### EXTRACTED RECORDS
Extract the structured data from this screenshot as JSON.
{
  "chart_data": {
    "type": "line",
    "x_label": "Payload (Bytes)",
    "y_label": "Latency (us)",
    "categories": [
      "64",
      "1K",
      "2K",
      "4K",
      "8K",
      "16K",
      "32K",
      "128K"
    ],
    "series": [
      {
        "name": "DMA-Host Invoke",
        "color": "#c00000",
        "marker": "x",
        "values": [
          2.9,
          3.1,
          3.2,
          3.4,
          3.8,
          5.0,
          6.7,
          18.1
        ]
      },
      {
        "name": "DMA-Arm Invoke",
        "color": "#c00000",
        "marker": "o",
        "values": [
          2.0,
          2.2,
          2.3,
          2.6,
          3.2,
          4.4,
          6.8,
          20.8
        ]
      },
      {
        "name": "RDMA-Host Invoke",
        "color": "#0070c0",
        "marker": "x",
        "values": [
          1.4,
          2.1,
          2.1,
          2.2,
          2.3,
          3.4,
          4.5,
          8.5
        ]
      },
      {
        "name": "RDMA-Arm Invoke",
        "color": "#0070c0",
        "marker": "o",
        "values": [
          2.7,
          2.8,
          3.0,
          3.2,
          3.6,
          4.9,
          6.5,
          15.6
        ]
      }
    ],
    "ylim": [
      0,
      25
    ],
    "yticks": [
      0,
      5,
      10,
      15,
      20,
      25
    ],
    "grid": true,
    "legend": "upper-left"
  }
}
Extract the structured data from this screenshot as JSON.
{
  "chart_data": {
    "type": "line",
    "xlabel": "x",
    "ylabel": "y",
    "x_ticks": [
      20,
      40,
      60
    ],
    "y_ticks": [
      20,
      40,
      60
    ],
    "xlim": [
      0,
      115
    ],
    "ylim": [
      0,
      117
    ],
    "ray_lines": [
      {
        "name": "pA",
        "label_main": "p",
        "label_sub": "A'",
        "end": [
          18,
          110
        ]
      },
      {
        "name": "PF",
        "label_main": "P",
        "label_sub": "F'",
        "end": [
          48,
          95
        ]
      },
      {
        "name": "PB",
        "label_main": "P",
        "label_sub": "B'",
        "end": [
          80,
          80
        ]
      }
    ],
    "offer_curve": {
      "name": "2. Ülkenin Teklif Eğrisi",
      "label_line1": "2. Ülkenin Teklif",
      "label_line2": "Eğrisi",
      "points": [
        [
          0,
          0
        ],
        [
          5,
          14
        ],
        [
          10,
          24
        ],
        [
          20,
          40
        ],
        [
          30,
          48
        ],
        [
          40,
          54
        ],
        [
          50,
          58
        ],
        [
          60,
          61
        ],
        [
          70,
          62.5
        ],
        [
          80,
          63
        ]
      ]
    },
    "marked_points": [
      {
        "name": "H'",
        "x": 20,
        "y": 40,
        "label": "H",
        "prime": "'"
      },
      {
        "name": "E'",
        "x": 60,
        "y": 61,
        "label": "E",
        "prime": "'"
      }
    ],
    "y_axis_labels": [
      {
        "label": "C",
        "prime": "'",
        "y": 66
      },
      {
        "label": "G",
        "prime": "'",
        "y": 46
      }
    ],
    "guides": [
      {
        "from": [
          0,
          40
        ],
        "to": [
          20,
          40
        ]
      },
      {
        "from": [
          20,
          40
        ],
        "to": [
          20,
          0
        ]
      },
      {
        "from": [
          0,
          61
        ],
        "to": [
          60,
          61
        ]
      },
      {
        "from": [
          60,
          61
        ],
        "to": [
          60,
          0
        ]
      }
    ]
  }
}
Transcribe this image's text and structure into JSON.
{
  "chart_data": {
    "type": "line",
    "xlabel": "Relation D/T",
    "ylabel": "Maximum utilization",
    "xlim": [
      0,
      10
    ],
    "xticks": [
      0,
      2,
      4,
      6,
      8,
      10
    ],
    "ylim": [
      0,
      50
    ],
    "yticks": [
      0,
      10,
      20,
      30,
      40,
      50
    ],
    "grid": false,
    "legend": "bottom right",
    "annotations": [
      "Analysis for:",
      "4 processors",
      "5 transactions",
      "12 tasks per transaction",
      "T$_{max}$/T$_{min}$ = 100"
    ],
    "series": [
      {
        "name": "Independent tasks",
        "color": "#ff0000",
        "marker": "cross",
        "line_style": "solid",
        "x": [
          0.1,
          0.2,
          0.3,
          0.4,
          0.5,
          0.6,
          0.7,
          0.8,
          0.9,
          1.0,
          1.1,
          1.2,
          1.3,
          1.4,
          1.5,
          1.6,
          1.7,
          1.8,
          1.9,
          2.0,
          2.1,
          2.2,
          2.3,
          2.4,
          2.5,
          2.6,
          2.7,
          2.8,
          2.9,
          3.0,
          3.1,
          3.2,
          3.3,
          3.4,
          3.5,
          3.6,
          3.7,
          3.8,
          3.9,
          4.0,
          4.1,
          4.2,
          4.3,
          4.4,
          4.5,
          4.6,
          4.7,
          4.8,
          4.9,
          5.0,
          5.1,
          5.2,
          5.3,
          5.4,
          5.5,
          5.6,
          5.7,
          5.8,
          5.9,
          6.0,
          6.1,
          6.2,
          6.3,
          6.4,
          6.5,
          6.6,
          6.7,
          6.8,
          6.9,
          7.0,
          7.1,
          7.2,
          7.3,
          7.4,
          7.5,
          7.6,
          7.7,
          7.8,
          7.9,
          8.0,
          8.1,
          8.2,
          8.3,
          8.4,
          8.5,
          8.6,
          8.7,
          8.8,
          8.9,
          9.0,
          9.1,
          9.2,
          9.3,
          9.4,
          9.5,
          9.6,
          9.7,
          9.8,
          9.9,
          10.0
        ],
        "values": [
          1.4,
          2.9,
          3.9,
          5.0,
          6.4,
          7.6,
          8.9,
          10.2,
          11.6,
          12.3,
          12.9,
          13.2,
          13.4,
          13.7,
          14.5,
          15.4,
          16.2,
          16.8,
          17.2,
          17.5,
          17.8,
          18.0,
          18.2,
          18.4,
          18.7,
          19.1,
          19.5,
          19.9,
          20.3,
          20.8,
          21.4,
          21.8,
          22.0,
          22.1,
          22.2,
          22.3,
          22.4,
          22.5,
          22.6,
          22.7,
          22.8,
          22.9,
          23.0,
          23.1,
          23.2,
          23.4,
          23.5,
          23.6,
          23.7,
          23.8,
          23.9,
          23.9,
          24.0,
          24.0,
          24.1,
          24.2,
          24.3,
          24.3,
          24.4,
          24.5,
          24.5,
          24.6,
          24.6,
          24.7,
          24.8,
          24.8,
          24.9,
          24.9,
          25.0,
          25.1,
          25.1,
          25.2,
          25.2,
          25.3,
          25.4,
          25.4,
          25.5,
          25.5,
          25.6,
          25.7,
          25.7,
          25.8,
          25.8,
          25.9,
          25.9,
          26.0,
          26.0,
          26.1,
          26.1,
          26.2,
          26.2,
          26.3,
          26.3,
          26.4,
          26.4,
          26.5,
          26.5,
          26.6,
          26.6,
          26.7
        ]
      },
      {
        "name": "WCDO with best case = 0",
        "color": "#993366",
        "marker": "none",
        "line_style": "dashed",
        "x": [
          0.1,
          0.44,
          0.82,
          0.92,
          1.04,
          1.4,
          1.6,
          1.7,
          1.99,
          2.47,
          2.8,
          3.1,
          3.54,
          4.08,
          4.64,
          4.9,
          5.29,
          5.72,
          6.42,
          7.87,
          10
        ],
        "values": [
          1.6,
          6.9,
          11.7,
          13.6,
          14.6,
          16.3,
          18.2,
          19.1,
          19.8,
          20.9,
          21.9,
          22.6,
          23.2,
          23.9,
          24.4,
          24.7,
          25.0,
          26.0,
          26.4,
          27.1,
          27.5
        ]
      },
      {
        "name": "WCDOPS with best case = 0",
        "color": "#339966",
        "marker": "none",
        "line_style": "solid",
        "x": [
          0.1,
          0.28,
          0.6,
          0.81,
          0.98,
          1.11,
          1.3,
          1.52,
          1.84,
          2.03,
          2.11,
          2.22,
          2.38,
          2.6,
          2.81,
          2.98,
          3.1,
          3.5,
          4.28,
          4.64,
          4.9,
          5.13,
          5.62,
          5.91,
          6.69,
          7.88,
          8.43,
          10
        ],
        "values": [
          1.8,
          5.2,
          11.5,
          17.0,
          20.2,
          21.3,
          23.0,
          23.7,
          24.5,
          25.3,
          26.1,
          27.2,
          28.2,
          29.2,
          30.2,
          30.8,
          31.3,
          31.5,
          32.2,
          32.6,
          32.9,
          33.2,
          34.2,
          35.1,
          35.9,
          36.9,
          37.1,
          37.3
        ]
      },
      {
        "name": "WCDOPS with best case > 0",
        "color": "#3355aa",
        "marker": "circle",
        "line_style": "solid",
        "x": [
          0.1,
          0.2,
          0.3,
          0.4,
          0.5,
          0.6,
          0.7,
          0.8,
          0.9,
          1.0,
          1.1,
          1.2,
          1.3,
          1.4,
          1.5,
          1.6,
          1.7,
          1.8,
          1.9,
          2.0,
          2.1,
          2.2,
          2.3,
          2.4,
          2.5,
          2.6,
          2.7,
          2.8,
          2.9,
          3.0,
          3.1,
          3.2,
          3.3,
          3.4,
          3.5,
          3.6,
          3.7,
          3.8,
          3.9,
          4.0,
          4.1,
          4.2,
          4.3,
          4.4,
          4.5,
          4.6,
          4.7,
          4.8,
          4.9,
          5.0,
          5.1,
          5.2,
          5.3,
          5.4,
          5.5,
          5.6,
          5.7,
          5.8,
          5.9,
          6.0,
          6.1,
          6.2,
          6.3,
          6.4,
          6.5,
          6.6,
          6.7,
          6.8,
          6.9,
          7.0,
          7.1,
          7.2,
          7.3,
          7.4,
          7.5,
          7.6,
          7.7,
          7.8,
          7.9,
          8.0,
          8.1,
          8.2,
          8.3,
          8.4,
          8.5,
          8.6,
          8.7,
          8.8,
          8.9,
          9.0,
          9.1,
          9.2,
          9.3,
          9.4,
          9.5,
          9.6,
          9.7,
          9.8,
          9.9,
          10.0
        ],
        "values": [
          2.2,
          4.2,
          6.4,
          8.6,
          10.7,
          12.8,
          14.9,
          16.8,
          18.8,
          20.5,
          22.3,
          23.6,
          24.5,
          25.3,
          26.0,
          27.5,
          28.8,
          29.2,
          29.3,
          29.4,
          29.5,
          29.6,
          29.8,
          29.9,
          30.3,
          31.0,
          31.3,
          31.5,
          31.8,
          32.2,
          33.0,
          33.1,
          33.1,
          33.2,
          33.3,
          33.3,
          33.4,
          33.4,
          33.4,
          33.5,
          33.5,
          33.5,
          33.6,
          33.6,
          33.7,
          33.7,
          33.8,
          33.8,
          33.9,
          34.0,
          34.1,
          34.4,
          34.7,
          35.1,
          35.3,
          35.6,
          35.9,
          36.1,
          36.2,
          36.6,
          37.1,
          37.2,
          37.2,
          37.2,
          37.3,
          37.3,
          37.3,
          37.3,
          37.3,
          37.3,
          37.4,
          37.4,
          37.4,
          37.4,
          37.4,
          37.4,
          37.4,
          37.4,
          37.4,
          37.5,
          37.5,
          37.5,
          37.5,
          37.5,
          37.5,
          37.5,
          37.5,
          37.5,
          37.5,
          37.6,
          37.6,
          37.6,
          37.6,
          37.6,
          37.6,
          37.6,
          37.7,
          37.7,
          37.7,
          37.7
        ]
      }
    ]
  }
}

### TASK STATEMENT
Search the data above for the string "Invoke" and return every line that has it.

### FULL RESPONSE
        "name": "DMA-Host Invoke",
        "name": "DMA-Arm Invoke",
        "name": "RDMA-Host Invoke",
        "name": "RDMA-Arm Invoke",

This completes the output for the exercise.